STATED PROBLEM
The records should be written out in full, with nothing altered.

PROVIDED RECORDS

* * *

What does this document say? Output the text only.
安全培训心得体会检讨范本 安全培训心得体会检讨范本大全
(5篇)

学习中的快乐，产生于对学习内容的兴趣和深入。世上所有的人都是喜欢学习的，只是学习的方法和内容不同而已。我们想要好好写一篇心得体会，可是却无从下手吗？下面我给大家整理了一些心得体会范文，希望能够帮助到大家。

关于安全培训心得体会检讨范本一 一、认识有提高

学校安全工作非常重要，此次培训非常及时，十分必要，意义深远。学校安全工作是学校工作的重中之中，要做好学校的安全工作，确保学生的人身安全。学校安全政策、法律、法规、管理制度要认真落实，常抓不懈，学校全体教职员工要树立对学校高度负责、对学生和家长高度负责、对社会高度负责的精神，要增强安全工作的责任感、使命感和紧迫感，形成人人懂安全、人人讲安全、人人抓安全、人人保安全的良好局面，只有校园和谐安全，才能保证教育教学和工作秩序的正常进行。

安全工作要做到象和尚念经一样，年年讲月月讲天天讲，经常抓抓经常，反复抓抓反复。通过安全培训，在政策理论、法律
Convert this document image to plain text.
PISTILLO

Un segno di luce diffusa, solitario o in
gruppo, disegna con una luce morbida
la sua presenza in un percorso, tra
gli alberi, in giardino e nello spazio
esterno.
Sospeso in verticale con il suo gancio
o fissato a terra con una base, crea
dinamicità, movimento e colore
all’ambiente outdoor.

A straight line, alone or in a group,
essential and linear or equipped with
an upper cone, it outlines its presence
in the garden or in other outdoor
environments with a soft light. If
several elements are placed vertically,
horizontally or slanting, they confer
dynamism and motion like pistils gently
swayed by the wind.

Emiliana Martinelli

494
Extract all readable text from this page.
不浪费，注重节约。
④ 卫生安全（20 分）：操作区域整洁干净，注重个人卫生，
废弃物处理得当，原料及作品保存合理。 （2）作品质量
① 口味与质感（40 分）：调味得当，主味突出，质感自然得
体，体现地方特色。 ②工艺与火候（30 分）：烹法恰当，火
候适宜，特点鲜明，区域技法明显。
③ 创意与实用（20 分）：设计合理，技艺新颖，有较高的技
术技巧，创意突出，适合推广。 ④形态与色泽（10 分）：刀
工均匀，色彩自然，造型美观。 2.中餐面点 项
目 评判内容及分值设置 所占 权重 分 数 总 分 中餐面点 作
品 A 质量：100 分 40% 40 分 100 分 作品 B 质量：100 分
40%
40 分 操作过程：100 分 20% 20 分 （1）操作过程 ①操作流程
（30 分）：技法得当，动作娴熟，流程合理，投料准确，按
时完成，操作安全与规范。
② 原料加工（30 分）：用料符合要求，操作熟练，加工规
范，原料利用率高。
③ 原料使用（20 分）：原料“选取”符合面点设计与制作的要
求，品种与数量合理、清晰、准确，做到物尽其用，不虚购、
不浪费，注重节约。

* * *

CORRECT OUTPUT
What does this document say? Output the text only.
安全培训心得体会检讨范本 安全培训心得体会检讨范本大全
(5篇)

学习中的快乐，产生于对学习内容的兴趣和深入。世上所有的人都是喜欢学习的，只是学习的方法和内容不同而已。我们想要好好写一篇心得体会，可是却无从下手吗？下面我给大家整理了一些心得体会范文，希望能够帮助到大家。

关于安全培训心得体会检讨范本一 一、认识有提高

学校安全工作非常重要，此次培训非常及时，十分必要，意义深远。学校安全工作是学校工作的重中之中，要做好学校的安全工作，确保学生的人身安全。学校安全政策、法律、法规、管理制度要认真落实，常抓不懈，学校全体教职员工要树立对学校高度负责、对学生和家长高度负责、对社会高度负责的精神，要增强安全工作的责任感、使命感和紧迫感，形成人人懂安全、人人讲安全、人人抓安全、人人保安全的良好局面，只有校园和谐安全，才能保证教育教学和工作秩序的正常进行。

安全工作要做到象和尚念经一样，年年讲月月讲天天讲，经常抓抓经常，反复抓抓反复。通过安全培训，在政策理论、法律
Convert this document image to plain text.
PISTILLO

Un segno di luce diffusa, solitario o in
gruppo, disegna con una luce morbida
la sua presenza in un percorso, tra
gli alberi, in giardino e nello spazio
esterno.
Sospeso in verticale con il suo gancio
o fissato a terra con una base, crea
dinamicità, movimento e colore
all’ambiente outdoor.

A straight line, alone or in a group,
essential and linear or equipped with
an upper cone, it outlines its presence
in the garden or in other outdoor
environments with a soft light. If
several elements are placed vertically,
horizontally or slanting, they confer
dynamism and motion like pistils gently
swayed by the wind.

Emiliana Martinelli

494
Extract all readable text from this page.
不浪费，注重节约。
④ 卫生安全（20 分）：操作区域整洁干净，注重个人卫生，
废弃物处理得当，原料及作品保存合理。 （2）作品质量
① 口味与质感（40 分）：调味得当，主味突出，质感自然得
体，体现地方特色。 ②工艺与火候（30 分）：烹法恰当，火
候适宜，特点鲜明，区域技法明显。
③ 创意与实用（20 分）：设计合理，技艺新颖，有较高的技
术技巧，创意突出，适合推广。 ④形态与色泽（10 分）：刀
工均匀，色彩自然，造型美观。 2.中餐面点 项
目 评判内容及分值设置 所占 权重 分 数 总 分 中餐面点 作
品 A 质量：100 分 40% 40 分 100 分 作品 B 质量：100 分
40%
40 分 操作过程：100 分 20% 20 分 （1）操作过程 ①操作流程
（30 分）：技法得当，动作娴熟，流程合理，投料准确，按
时完成，操作安全与规范。
② 原料加工（30 分）：用料符合要求，操作熟练，加工规
范，原料利用率高。
③ 原料使用（20 分）：原料“选取”符合面点设计与制作的要
求，品种与数量合理、清晰、准确，做到物尽其用，不虚购、
不浪费，注重节约。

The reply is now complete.